- INSTRUCTION:
Check every line below for the word "operace" and copy the ones that have it.

- ENTRIES PROVIDED:
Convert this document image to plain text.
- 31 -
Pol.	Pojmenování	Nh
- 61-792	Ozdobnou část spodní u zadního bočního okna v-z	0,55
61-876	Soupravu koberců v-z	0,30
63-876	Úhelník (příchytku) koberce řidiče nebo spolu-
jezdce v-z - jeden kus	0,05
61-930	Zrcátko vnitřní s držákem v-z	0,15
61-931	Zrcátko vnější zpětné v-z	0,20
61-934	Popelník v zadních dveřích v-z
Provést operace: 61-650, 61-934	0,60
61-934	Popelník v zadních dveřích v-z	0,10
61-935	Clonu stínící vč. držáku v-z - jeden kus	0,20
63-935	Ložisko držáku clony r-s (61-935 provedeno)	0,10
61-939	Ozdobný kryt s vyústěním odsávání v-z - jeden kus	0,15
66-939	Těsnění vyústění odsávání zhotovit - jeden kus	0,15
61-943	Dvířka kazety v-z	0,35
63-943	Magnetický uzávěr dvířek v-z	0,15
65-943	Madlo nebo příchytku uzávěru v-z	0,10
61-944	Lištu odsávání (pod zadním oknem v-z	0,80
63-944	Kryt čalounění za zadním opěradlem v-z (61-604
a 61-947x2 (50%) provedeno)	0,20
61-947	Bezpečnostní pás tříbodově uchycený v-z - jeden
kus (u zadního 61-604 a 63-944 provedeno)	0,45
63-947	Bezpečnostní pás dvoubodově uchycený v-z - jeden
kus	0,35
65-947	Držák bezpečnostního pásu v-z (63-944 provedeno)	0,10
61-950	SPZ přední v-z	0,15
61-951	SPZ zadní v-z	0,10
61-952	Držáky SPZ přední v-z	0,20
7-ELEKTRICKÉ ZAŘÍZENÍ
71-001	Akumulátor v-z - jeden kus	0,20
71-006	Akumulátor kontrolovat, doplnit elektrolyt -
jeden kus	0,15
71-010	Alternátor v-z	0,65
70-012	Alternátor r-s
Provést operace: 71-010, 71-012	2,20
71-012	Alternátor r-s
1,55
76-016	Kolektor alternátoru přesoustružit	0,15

- RESULT OF THE TASK:
Provést operace: 61-650, 61-934	0,60
Provést operace: 71-010, 71-012	2,20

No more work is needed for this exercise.